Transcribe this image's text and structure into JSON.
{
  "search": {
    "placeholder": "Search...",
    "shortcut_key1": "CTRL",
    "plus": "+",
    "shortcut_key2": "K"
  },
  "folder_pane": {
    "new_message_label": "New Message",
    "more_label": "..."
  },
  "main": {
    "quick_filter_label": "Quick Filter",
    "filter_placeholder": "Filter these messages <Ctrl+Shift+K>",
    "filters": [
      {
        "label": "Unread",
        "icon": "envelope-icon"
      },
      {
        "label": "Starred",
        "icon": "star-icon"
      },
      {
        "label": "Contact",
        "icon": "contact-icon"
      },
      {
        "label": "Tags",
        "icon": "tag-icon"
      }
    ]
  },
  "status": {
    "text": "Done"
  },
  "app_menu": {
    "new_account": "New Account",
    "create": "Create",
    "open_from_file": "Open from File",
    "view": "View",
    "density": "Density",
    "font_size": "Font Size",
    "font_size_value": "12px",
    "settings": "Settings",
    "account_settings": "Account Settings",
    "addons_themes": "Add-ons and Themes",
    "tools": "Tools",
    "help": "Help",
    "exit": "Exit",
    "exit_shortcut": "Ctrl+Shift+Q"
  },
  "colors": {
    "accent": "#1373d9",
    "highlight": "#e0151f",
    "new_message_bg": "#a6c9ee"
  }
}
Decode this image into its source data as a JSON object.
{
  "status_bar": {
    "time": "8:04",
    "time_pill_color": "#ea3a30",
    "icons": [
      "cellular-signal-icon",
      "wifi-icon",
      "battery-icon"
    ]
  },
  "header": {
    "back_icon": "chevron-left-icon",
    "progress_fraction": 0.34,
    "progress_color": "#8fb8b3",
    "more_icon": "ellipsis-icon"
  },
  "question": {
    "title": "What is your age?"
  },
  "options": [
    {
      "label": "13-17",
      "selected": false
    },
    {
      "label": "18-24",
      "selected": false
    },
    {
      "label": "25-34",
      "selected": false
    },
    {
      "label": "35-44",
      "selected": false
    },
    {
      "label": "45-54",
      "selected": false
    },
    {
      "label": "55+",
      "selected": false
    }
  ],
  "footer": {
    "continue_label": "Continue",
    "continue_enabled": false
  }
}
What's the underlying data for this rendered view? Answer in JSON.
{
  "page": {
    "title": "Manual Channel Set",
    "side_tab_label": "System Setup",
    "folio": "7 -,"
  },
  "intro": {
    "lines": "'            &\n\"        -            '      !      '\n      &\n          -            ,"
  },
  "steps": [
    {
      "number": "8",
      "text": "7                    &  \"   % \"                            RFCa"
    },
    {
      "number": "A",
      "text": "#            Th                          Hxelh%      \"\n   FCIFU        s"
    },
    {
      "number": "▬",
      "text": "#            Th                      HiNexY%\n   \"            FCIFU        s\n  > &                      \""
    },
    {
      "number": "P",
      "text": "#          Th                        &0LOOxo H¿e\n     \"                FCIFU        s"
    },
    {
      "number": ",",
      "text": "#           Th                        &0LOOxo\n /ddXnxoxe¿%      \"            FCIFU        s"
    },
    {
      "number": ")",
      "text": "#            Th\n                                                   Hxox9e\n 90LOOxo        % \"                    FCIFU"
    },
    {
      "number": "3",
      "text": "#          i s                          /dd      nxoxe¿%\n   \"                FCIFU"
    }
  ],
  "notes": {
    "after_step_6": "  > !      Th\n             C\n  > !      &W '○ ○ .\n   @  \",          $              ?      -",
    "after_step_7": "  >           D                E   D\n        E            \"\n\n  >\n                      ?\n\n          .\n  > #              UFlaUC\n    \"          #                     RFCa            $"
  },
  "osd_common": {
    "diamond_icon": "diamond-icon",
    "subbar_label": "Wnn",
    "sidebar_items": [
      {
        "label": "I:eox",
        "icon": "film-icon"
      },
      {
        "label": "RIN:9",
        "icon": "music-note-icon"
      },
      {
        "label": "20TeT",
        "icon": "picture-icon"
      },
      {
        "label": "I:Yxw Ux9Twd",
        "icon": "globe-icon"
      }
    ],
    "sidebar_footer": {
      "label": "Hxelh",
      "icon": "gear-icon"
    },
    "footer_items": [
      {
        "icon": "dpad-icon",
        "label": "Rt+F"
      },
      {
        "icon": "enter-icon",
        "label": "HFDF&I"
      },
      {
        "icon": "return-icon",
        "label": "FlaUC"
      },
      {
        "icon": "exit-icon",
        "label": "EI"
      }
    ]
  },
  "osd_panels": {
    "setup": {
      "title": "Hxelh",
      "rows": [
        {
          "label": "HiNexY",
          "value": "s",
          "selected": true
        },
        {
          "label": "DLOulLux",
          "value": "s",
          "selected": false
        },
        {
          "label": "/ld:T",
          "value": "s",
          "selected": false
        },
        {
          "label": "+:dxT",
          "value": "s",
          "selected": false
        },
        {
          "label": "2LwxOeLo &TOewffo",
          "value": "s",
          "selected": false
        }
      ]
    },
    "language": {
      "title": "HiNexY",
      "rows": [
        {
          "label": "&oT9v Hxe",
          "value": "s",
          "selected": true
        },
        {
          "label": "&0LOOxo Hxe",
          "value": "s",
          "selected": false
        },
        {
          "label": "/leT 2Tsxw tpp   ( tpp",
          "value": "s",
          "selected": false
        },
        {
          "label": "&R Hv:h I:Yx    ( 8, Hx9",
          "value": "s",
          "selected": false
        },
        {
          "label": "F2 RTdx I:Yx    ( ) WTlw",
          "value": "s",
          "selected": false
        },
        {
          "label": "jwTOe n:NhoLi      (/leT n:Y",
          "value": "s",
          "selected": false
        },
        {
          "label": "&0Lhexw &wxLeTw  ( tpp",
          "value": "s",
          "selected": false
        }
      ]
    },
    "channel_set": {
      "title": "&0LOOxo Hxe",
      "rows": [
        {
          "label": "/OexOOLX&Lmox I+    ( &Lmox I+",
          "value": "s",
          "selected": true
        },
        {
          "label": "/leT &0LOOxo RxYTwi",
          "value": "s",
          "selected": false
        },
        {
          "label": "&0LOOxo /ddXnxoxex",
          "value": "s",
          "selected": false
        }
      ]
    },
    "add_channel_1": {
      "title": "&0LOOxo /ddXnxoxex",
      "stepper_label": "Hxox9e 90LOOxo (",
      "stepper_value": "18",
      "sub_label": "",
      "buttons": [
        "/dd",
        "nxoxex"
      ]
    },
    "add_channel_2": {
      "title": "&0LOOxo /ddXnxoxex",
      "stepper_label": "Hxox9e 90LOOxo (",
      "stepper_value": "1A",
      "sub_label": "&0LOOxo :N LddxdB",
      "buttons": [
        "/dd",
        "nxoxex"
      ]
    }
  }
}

##############################

## To be done
Lines containing the word "Settings" must all be returned from the material above.

## Response to this exercise
    "settings": "Settings",
    "account_settings": "Account Settings",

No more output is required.